** start INFORMATION PROVIDED **

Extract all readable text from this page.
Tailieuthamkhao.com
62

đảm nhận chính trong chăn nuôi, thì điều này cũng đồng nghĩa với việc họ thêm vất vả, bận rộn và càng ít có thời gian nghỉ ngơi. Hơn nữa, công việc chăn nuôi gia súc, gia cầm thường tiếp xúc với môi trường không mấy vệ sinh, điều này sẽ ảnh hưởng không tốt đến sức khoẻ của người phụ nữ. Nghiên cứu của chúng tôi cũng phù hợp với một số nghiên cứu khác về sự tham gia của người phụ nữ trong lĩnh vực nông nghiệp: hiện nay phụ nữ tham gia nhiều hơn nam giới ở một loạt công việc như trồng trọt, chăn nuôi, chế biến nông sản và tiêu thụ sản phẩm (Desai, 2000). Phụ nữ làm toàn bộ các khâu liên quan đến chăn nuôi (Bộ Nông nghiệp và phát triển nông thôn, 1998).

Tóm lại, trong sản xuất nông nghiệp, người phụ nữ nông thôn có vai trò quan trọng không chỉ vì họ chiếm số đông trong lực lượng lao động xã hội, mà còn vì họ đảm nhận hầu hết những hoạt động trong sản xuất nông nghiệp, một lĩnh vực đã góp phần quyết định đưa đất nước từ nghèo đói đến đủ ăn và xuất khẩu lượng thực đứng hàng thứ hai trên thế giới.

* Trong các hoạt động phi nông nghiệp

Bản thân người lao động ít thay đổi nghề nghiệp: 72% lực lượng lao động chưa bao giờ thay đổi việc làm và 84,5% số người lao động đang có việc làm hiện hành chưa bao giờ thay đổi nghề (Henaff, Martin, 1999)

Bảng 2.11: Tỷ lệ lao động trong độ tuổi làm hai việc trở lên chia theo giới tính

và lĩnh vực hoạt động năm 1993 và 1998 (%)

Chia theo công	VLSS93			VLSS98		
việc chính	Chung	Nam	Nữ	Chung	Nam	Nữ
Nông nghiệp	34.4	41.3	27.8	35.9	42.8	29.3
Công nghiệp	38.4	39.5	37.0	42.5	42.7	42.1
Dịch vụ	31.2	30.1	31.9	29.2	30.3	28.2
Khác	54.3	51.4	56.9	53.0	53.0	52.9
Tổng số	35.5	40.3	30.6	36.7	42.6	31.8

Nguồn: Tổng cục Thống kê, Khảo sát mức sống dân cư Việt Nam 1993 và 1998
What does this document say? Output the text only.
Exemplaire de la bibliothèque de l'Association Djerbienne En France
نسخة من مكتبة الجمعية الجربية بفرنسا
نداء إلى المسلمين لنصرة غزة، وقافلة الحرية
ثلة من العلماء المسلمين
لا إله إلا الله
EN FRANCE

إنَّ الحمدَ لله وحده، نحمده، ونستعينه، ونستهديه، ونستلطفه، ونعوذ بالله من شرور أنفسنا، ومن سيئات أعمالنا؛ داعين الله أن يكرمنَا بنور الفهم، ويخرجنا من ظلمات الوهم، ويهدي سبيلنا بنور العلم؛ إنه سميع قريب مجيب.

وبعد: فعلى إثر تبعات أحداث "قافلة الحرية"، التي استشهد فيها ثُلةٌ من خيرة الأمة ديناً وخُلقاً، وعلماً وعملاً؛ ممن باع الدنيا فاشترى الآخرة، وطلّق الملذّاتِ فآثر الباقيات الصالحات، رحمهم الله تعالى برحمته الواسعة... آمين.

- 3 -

** end INFORMATION PROVIDED **
** start INFORMATION PROVIDED **

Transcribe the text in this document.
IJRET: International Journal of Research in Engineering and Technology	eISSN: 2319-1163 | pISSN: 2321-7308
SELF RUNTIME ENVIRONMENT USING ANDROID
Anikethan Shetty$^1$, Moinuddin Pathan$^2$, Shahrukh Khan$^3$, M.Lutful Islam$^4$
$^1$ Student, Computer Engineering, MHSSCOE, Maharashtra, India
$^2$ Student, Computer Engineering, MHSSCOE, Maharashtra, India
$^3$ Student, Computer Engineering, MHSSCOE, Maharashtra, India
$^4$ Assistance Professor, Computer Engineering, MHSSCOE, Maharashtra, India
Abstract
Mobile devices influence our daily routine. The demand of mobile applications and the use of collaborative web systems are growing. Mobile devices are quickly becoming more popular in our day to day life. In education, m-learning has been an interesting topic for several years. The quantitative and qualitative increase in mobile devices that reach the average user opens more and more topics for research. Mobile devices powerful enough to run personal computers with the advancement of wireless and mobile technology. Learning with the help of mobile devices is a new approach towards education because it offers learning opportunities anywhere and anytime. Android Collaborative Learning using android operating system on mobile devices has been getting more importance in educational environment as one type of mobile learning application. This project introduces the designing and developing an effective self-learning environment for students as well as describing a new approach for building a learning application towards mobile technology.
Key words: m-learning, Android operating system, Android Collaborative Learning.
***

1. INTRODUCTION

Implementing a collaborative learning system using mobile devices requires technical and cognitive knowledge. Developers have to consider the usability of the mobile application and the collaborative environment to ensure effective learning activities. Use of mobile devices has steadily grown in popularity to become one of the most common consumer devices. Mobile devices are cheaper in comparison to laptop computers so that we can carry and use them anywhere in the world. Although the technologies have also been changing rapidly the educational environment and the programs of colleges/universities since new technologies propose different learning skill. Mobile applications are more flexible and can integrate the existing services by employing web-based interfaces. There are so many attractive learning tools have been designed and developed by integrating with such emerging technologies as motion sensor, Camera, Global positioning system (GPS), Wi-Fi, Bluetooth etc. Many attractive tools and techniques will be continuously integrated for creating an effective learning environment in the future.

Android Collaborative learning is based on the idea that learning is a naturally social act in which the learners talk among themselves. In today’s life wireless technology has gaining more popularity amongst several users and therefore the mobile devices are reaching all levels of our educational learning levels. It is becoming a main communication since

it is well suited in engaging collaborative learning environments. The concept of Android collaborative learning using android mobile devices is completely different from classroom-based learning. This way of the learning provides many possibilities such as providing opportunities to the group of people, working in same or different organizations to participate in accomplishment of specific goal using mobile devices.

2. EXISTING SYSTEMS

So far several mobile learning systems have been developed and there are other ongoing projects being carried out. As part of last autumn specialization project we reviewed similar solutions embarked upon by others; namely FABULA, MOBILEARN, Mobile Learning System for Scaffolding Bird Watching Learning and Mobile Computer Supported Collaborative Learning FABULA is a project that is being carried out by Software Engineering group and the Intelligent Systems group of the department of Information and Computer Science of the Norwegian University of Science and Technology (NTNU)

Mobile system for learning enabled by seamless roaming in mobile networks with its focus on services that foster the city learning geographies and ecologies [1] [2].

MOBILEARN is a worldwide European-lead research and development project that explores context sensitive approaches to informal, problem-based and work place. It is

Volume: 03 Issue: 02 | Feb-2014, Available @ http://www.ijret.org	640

** end INFORMATION PROVIDED **
** start INFORMATION PROVIDED **

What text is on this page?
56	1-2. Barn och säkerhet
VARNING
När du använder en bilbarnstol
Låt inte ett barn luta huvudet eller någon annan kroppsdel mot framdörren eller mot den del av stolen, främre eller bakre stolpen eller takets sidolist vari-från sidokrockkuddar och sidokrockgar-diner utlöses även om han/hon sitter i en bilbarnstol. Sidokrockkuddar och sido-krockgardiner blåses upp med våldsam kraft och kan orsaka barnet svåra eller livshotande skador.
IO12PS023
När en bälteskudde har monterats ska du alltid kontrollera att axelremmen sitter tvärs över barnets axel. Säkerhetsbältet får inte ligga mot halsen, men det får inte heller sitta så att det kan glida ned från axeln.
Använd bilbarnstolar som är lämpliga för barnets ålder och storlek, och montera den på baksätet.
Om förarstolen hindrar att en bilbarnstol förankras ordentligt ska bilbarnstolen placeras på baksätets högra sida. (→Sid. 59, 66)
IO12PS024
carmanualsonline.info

** end INFORMATION PROVIDED **

## STATED EXERCISE
Filter the records above for lines containing the word "الحرية", and copy those lines.

## TASK SOLUTION
نداء إلى المسلمين لنصرة غزة، وقافلة الحرية
وبعد: فعلى إثر تبعات أحداث "قافلة الحرية"، التي استشهد فيها ثُلةٌ من خيرة الأمة ديناً وخُلقاً، وعلماً وعملاً؛ ممن باع الدنيا فاشترى الآخرة، وطلّق الملذّاتِ فآثر الباقيات الصالحات، رحمهم الله تعالى برحمته الواسعة... آمين.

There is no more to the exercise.